* Source data
------

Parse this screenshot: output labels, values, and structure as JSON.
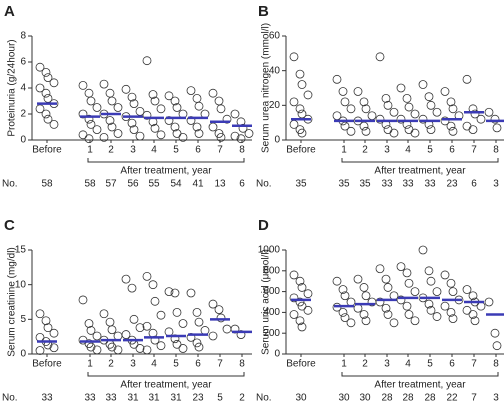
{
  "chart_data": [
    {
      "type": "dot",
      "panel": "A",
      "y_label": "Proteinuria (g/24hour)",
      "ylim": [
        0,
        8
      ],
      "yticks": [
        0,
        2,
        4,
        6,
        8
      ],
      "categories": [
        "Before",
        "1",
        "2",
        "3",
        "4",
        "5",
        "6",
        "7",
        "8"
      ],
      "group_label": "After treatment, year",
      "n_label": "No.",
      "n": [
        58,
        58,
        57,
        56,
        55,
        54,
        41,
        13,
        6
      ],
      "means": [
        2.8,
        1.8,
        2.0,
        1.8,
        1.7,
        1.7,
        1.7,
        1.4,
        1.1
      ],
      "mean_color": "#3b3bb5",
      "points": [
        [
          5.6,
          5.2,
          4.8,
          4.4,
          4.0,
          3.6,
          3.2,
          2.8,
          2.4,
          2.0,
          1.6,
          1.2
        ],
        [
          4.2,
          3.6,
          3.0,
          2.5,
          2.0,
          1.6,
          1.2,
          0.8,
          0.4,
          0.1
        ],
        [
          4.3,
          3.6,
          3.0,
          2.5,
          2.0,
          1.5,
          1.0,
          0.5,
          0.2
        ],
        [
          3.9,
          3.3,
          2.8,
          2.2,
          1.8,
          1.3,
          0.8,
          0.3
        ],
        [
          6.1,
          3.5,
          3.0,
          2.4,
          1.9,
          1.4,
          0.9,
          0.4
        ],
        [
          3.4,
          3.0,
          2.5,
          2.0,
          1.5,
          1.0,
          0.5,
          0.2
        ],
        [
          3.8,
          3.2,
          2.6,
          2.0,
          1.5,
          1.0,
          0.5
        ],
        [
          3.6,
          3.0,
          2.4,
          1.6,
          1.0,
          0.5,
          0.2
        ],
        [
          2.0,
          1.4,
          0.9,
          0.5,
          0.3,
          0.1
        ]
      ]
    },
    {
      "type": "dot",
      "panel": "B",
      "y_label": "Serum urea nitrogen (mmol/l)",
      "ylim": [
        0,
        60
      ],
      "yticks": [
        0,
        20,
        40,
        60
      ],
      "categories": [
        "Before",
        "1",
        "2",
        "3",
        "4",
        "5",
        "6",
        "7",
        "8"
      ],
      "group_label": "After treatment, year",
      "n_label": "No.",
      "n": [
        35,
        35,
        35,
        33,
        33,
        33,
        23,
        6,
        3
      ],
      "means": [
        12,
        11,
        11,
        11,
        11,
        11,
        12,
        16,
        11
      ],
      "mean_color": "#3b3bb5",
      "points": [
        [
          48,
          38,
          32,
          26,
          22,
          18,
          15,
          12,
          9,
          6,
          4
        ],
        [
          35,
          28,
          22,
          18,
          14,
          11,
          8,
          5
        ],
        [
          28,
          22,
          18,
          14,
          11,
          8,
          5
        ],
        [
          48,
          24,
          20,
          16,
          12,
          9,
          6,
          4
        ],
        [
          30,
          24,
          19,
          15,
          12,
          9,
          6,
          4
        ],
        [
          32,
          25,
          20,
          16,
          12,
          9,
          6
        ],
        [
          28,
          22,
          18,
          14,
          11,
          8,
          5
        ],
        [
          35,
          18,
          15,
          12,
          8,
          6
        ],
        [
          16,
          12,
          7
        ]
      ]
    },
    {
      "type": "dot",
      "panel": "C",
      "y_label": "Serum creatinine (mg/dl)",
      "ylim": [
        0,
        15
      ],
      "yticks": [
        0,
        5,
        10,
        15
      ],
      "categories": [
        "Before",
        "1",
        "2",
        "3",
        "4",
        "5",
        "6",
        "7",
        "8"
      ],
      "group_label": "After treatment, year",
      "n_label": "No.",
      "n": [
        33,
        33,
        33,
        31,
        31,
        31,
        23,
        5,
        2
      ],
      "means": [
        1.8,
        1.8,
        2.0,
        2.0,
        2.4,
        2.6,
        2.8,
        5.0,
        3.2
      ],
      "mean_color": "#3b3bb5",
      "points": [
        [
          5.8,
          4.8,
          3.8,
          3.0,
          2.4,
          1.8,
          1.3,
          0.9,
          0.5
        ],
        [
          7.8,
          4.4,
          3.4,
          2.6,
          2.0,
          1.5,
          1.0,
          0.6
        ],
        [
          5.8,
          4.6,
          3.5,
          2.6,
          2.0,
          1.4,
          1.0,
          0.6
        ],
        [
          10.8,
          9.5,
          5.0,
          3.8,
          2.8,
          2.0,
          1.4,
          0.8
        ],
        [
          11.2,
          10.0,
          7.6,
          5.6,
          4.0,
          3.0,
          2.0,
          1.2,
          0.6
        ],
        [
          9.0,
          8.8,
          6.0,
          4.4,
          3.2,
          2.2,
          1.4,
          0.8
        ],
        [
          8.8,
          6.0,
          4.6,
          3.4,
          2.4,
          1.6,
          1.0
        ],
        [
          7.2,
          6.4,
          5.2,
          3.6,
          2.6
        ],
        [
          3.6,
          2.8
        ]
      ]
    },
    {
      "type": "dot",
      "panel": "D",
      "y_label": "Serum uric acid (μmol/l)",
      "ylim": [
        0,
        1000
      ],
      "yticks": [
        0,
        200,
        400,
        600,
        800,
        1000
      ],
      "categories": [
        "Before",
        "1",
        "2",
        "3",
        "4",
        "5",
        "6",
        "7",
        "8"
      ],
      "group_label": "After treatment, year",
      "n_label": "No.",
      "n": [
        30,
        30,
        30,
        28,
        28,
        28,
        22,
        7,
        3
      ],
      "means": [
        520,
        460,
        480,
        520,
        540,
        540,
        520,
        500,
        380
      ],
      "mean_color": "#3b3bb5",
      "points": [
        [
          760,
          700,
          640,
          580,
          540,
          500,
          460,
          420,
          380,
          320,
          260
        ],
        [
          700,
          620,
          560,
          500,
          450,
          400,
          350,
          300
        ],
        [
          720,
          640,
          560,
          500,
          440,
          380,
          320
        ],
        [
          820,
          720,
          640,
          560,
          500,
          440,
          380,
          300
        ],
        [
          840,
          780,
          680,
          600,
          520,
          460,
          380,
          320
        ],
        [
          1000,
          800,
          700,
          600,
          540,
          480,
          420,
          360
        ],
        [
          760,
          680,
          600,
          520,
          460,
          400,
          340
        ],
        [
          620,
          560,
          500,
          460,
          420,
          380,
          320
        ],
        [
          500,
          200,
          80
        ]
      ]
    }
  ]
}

------

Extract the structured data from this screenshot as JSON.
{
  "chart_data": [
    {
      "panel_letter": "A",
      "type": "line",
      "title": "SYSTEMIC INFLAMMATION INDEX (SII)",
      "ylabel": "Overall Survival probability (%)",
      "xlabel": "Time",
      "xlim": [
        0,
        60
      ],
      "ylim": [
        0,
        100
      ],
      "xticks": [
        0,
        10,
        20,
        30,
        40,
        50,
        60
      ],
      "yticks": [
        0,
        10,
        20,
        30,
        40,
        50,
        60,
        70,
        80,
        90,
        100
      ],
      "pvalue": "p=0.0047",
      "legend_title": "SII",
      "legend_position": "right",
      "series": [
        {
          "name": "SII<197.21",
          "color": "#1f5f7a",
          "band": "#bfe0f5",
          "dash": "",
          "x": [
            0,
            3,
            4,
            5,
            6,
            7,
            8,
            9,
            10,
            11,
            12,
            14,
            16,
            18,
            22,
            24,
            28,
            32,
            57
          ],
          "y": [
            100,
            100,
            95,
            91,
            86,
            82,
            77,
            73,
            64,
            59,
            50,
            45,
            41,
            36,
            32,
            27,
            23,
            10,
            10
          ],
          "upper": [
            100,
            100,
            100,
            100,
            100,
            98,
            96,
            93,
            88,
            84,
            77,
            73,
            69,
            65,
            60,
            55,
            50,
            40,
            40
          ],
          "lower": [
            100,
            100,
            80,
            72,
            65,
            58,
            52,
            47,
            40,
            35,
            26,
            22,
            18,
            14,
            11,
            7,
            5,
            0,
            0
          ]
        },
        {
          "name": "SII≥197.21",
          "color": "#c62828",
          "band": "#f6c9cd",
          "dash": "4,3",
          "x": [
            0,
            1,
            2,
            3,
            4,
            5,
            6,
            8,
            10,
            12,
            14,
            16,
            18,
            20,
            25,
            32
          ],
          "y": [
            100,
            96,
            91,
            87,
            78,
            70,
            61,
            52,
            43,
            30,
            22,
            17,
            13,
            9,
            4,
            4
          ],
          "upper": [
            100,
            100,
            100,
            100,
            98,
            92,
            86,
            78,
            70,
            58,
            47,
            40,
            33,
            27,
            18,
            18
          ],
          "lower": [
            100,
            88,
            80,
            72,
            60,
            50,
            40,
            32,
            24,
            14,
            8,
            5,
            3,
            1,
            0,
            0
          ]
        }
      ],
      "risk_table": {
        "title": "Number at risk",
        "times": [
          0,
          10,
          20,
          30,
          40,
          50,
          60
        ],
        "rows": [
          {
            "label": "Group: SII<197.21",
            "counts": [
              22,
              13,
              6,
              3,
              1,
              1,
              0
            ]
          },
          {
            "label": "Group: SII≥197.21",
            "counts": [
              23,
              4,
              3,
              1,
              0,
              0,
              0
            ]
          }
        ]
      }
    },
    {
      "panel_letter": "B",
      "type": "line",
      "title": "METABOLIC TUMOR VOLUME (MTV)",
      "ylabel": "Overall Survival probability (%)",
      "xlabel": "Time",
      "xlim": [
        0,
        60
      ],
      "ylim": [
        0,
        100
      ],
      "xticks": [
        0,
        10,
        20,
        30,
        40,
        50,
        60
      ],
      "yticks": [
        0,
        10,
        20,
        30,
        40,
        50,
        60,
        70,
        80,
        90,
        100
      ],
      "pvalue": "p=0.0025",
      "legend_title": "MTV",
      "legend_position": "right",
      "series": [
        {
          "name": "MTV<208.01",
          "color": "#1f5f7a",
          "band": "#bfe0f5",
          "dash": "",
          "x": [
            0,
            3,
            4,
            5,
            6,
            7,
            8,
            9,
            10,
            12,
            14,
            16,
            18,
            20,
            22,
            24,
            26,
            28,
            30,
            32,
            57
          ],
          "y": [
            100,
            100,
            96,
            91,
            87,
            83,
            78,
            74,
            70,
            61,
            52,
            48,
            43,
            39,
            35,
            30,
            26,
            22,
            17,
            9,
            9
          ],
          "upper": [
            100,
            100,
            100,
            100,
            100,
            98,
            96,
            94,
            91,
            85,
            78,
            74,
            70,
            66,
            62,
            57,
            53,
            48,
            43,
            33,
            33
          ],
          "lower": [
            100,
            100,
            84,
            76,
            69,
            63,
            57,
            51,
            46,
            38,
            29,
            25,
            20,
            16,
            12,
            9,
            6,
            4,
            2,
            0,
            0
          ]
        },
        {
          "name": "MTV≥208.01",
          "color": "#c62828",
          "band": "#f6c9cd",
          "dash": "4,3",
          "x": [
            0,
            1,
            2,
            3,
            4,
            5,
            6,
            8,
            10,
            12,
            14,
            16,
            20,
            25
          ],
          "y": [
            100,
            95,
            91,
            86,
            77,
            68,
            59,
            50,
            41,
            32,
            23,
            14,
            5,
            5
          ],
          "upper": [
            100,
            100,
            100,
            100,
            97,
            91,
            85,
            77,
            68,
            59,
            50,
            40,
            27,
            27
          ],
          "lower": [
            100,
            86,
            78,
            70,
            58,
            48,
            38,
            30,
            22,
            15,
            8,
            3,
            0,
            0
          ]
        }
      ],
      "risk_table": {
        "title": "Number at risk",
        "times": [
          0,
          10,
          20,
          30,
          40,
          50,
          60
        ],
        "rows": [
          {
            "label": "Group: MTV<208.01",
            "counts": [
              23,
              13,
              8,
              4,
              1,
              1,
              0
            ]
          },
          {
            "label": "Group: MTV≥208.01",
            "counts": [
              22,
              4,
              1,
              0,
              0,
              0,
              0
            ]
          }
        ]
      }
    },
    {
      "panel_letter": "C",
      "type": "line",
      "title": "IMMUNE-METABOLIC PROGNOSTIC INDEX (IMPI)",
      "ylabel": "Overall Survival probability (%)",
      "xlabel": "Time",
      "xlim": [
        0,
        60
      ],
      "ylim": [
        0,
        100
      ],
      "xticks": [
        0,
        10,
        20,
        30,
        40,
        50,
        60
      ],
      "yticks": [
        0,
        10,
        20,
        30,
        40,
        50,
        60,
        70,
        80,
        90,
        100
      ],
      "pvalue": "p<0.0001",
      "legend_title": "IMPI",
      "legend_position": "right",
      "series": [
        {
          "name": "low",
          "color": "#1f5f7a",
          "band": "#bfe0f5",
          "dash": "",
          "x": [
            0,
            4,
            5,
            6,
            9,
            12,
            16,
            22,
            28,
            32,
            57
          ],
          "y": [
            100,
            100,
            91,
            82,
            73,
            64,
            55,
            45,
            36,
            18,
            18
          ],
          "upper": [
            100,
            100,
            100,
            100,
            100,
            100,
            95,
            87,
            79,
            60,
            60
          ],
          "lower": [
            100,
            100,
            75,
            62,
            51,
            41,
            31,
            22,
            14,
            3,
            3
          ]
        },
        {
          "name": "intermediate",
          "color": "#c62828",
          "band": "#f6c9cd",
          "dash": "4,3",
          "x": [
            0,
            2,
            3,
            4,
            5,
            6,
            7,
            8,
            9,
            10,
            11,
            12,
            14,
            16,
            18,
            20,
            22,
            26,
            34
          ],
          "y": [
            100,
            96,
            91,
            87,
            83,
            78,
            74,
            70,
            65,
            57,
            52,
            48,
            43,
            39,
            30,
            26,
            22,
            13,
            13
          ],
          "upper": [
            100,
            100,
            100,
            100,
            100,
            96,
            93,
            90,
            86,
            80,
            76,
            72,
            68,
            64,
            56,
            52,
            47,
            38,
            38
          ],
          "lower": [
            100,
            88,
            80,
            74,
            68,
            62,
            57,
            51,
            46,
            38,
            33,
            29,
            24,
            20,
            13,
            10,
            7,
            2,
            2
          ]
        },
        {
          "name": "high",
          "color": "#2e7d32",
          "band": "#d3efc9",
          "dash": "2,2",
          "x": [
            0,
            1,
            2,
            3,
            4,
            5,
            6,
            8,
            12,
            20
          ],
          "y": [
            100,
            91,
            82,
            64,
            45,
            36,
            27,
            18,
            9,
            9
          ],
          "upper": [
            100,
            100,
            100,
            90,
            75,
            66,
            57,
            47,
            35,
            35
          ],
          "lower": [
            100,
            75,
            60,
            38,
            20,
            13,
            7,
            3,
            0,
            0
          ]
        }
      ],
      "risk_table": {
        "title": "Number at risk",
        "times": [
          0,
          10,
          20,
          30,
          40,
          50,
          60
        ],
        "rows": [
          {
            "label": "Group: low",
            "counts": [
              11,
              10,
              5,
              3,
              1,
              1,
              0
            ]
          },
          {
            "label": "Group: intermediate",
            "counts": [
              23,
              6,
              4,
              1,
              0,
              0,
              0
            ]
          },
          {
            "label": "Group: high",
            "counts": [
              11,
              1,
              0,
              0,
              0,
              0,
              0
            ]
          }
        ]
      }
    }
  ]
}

------

* ACTIVITY
Filter the records above and return every line that holds the word "METABOLIC".

* WORKED SOLUTION
      "title": "METABOLIC TUMOR VOLUME (MTV)",
      "title": "IMMUNE-METABOLIC PROGNOSTIC INDEX (IMPI)",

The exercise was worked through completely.